__WHAT YOU NEED TO DO__. Would you write out the entries below, every one of them, exactly?

= = = = = = =

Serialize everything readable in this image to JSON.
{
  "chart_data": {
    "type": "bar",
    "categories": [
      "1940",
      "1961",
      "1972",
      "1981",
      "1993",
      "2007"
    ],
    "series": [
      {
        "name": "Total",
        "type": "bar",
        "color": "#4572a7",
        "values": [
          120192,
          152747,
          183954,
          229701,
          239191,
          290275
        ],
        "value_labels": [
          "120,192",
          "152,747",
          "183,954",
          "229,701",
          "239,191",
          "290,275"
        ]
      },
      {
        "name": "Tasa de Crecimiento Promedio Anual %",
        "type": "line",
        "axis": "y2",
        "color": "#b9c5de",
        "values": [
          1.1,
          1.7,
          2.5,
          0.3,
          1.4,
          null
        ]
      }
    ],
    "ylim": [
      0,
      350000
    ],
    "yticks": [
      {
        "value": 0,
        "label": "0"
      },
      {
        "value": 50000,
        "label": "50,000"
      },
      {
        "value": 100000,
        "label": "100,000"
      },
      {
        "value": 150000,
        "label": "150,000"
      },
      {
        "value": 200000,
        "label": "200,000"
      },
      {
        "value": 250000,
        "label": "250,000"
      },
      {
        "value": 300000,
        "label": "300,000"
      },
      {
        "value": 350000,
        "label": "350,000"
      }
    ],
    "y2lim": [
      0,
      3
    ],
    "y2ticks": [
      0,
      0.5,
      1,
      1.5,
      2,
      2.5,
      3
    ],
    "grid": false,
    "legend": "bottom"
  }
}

= = = = = = =

__RESPONSE FOR THIS EXERCISE__.
Serialize everything readable in this image to JSON.
{
  "chart_data": {
    "type": "bar",
    "categories": [
      "1940",
      "1961",
      "1972",
      "1981",
      "1993",
      "2007"
    ],
    "series": [
      {
        "name": "Total",
        "type": "bar",
        "color": "#4572a7",
        "values": [
          120192,
          152747,
          183954,
          229701,
          239191,
          290275
        ],
        "value_labels": [
          "120,192",
          "152,747",
          "183,954",
          "229,701",
          "239,191",
          "290,275"
        ]
      },
      {
        "name": "Tasa de Crecimiento Promedio Anual %",
        "type": "line",
        "axis": "y2",
        "color": "#b9c5de",
        "values": [
          1.1,
          1.7,
          2.5,
          0.3,
          1.4,
          null
        ]
      }
    ],
    "ylim": [
      0,
      350000
    ],
    "yticks": [
      {
        "value": 0,
        "label": "0"
      },
      {
        "value": 50000,
        "label": "50,000"
      },
      {
        "value": 100000,
        "label": "100,000"
      },
      {
        "value": 150000,
        "label": "150,000"
      },
      {
        "value": 200000,
        "label": "200,000"
      },
      {
        "value": 250000,
        "label": "250,000"
      },
      {
        "value": 300000,
        "label": "300,000"
      },
      {
        "value": 350000,
        "label": "350,000"
      }
    ],
    "y2lim": [
      0,
      3
    ],
    "y2ticks": [
      0,
      0.5,
      1,
      1.5,
      2,
      2.5,
      3
    ],
    "grid": false,
    "legend": "bottom"
  }
}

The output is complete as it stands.